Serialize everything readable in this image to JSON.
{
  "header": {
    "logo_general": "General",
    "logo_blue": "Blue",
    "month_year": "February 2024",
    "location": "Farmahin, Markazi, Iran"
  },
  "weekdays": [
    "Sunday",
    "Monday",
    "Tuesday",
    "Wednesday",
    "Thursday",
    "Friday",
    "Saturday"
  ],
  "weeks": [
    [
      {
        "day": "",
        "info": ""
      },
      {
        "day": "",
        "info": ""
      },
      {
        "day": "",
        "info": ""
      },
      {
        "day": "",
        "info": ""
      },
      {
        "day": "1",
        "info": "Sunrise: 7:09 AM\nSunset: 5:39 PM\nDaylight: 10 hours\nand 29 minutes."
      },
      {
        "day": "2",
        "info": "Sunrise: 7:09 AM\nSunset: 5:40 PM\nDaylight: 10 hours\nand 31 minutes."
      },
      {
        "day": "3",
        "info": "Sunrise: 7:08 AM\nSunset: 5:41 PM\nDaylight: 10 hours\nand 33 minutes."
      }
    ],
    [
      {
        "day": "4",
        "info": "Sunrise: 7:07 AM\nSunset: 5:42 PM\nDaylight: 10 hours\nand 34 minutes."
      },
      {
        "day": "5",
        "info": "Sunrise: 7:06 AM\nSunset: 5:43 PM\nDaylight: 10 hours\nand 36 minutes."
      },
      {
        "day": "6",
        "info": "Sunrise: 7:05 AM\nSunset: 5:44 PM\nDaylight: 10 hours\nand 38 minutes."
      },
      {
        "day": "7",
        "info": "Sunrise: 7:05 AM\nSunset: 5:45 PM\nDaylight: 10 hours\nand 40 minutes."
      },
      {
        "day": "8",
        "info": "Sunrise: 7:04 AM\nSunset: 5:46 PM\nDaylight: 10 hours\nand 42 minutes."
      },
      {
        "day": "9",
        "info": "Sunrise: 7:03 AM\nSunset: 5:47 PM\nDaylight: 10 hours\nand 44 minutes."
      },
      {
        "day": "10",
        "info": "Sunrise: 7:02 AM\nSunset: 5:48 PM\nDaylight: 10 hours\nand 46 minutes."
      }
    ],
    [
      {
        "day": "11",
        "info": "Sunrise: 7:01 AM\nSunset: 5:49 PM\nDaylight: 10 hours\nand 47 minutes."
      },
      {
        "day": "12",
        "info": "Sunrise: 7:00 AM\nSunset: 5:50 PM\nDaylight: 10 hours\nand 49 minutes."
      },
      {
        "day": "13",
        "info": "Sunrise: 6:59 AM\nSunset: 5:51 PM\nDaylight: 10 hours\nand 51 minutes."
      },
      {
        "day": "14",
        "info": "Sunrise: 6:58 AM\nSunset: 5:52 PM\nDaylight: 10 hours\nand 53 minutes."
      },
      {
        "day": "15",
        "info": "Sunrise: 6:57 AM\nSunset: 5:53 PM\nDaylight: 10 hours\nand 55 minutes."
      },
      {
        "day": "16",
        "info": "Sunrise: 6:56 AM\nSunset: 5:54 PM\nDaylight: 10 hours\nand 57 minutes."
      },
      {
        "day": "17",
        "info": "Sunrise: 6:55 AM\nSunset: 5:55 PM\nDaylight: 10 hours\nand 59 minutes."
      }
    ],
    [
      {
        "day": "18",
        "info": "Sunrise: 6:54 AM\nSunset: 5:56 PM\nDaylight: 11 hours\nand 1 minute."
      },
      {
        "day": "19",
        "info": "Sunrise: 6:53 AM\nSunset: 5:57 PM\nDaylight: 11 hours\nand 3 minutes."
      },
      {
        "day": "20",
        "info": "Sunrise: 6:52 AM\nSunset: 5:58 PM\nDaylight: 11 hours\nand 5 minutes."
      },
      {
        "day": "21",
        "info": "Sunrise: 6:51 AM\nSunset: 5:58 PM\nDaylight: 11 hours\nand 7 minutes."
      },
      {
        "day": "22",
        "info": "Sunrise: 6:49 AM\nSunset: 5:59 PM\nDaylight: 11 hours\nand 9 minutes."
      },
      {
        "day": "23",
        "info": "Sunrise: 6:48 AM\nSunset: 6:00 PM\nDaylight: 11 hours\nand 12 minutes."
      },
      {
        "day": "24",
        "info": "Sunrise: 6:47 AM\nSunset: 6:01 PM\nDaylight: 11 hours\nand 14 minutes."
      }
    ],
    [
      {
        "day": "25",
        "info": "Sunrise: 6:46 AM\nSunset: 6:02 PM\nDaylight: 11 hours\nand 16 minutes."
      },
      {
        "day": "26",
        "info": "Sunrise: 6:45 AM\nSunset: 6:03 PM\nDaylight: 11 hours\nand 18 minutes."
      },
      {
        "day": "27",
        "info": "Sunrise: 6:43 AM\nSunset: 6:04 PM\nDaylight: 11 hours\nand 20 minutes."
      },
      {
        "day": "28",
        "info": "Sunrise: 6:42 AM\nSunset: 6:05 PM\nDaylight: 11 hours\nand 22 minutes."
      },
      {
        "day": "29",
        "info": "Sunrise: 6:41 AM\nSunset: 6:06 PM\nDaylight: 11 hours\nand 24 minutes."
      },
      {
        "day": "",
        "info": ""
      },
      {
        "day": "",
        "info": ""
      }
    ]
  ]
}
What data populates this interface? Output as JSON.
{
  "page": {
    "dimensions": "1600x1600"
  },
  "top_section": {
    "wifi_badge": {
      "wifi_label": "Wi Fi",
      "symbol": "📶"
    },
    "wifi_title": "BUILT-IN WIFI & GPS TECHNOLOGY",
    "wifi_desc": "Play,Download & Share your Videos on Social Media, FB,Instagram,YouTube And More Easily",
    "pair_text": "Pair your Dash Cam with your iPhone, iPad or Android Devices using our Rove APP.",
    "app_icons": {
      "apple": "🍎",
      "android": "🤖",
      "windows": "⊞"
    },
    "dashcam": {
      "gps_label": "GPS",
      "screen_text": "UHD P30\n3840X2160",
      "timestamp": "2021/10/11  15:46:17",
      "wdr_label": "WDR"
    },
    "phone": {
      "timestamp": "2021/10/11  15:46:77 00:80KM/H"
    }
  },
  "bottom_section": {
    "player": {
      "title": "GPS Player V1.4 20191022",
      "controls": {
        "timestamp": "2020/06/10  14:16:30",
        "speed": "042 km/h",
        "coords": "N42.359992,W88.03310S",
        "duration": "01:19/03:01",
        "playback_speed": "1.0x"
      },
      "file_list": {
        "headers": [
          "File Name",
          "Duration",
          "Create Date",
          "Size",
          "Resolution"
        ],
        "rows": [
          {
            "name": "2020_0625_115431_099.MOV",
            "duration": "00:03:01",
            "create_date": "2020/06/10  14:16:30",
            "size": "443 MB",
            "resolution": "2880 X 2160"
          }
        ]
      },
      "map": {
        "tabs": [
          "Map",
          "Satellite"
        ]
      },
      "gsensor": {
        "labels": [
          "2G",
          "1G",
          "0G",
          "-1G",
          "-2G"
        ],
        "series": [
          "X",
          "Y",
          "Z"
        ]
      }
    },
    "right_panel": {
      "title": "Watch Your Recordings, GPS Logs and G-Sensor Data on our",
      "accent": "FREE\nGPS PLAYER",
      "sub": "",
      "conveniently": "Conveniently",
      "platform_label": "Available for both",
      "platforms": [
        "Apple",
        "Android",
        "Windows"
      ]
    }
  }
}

▶ [SET TASK]: Output the full listing without altering anything.

▶ [COMPLETE ANSWER]:
Serialize everything readable in this image to JSON.
{
  "header": {
    "logo_general": "General",
    "logo_blue": "Blue",
    "month_year": "February 2024",
    "location": "Farmahin, Markazi, Iran"
  },
  "weekdays": [
    "Sunday",
    "Monday",
    "Tuesday",
    "Wednesday",
    "Thursday",
    "Friday",
    "Saturday"
  ],
  "weeks": [
    [
      {
        "day": "",
        "info": ""
      },
      {
        "day": "",
        "info": ""
      },
      {
        "day": "",
        "info": ""
      },
      {
        "day": "",
        "info": ""
      },
      {
        "day": "1",
        "info": "Sunrise: 7:09 AM\nSunset: 5:39 PM\nDaylight: 10 hours\nand 29 minutes."
      },
      {
        "day": "2",
        "info": "Sunrise: 7:09 AM\nSunset: 5:40 PM\nDaylight: 10 hours\nand 31 minutes."
      },
      {
        "day": "3",
        "info": "Sunrise: 7:08 AM\nSunset: 5:41 PM\nDaylight: 10 hours\nand 33 minutes."
      }
    ],
    [
      {
        "day": "4",
        "info": "Sunrise: 7:07 AM\nSunset: 5:42 PM\nDaylight: 10 hours\nand 34 minutes."
      },
      {
        "day": "5",
        "info": "Sunrise: 7:06 AM\nSunset: 5:43 PM\nDaylight: 10 hours\nand 36 minutes."
      },
      {
        "day": "6",
        "info": "Sunrise: 7:05 AM\nSunset: 5:44 PM\nDaylight: 10 hours\nand 38 minutes."
      },
      {
        "day": "7",
        "info": "Sunrise: 7:05 AM\nSunset: 5:45 PM\nDaylight: 10 hours\nand 40 minutes."
      },
      {
        "day": "8",
        "info": "Sunrise: 7:04 AM\nSunset: 5:46 PM\nDaylight: 10 hours\nand 42 minutes."
      },
      {
        "day": "9",
        "info": "Sunrise: 7:03 AM\nSunset: 5:47 PM\nDaylight: 10 hours\nand 44 minutes."
      },
      {
        "day": "10",
        "info": "Sunrise: 7:02 AM\nSunset: 5:48 PM\nDaylight: 10 hours\nand 46 minutes."
      }
    ],
    [
      {
        "day": "11",
        "info": "Sunrise: 7:01 AM\nSunset: 5:49 PM\nDaylight: 10 hours\nand 47 minutes."
      },
      {
        "day": "12",
        "info": "Sunrise: 7:00 AM\nSunset: 5:50 PM\nDaylight: 10 hours\nand 49 minutes."
      },
      {
        "day": "13",
        "info": "Sunrise: 6:59 AM\nSunset: 5:51 PM\nDaylight: 10 hours\nand 51 minutes."
      },
      {
        "day": "14",
        "info": "Sunrise: 6:58 AM\nSunset: 5:52 PM\nDaylight: 10 hours\nand 53 minutes."
      },
      {
        "day": "15",
        "info": "Sunrise: 6:57 AM\nSunset: 5:53 PM\nDaylight: 10 hours\nand 55 minutes."
      },
      {
        "day": "16",
        "info": "Sunrise: 6:56 AM\nSunset: 5:54 PM\nDaylight: 10 hours\nand 57 minutes."
      },
      {
        "day": "17",
        "info": "Sunrise: 6:55 AM\nSunset: 5:55 PM\nDaylight: 10 hours\nand 59 minutes."
      }
    ],
    [
      {
        "day": "18",
        "info": "Sunrise: 6:54 AM\nSunset: 5:56 PM\nDaylight: 11 hours\nand 1 minute."
      },
      {
        "day": "19",
        "info": "Sunrise: 6:53 AM\nSunset: 5:57 PM\nDaylight: 11 hours\nand 3 minutes."
      },
      {
        "day": "20",
        "info": "Sunrise: 6:52 AM\nSunset: 5:58 PM\nDaylight: 11 hours\nand 5 minutes."
      },
      {
        "day": "21",
        "info": "Sunrise: 6:51 AM\nSunset: 5:58 PM\nDaylight: 11 hours\nand 7 minutes."
      },
      {
        "day": "22",
        "info": "Sunrise: 6:49 AM\nSunset: 5:59 PM\nDaylight: 11 hours\nand 9 minutes."
      },
      {
        "day": "23",
        "info": "Sunrise: 6:48 AM\nSunset: 6:00 PM\nDaylight: 11 hours\nand 12 minutes."
      },
      {
        "day": "24",
        "info": "Sunrise: 6:47 AM\nSunset: 6:01 PM\nDaylight: 11 hours\nand 14 minutes."
      }
    ],
    [
      {
        "day": "25",
        "info": "Sunrise: 6:46 AM\nSunset: 6:02 PM\nDaylight: 11 hours\nand 16 minutes."
      },
      {
        "day": "26",
        "info": "Sunrise: 6:45 AM\nSunset: 6:03 PM\nDaylight: 11 hours\nand 18 minutes."
      },
      {
        "day": "27",
        "info": "Sunrise: 6:43 AM\nSunset: 6:04 PM\nDaylight: 11 hours\nand 20 minutes."
      },
      {
        "day": "28",
        "info": "Sunrise: 6:42 AM\nSunset: 6:05 PM\nDaylight: 11 hours\nand 22 minutes."
      },
      {
        "day": "29",
        "info": "Sunrise: 6:41 AM\nSunset: 6:06 PM\nDaylight: 11 hours\nand 24 minutes."
      },
      {
        "day": "",
        "info": ""
      },
      {
        "day": "",
        "info": ""
      }
    ]
  ]
}
What data populates this interface? Output as JSON.
{
  "page": {
    "dimensions": "1600x1600"
  },
  "top_section": {
    "wifi_badge": {
      "wifi_label": "Wi Fi",
      "symbol": "📶"
    },
    "wifi_title": "BUILT-IN WIFI & GPS TECHNOLOGY",
    "wifi_desc": "Play,Download & Share your Videos on Social Media, FB,Instagram,YouTube And More Easily",
    "pair_text": "Pair your Dash Cam with your iPhone, iPad or Android Devices using our Rove APP.",
    "app_icons": {
      "apple": "🍎",
      "android": "🤖",
      "windows": "⊞"
    },
    "dashcam": {
      "gps_label": "GPS",
      "screen_text": "UHD P30\n3840X2160",
      "timestamp": "2021/10/11  15:46:17",
      "wdr_label": "WDR"
    },
    "phone": {
      "timestamp": "2021/10/11  15:46:77 00:80KM/H"
    }
  },
  "bottom_section": {
    "player": {
      "title": "GPS Player V1.4 20191022",
      "controls": {
        "timestamp": "2020/06/10  14:16:30",
        "speed": "042 km/h",
        "coords": "N42.359992,W88.03310S",
        "duration": "01:19/03:01",
        "playback_speed": "1.0x"
      },
      "file_list": {
        "headers": [
          "File Name",
          "Duration",
          "Create Date",
          "Size",
          "Resolution"
        ],
        "rows": [
          {
            "name": "2020_0625_115431_099.MOV",
            "duration": "00:03:01",
            "create_date": "2020/06/10  14:16:30",
            "size": "443 MB",
            "resolution": "2880 X 2160"
          }
        ]
      },
      "map": {
        "tabs": [
          "Map",
          "Satellite"
        ]
      },
      "gsensor": {
        "labels": [
          "2G",
          "1G",
          "0G",
          "-1G",
          "-2G"
        ],
        "series": [
          "X",
          "Y",
          "Z"
        ]
      }
    },
    "right_panel": {
      "title": "Watch Your Recordings, GPS Logs and G-Sensor Data on our",
      "accent": "FREE\nGPS PLAYER",
      "sub": "",
      "conveniently": "Conveniently",
      "platform_label": "Available for both",
      "platforms": [
        "Apple",
        "Android",
        "Windows"
      ]
    }
  }
}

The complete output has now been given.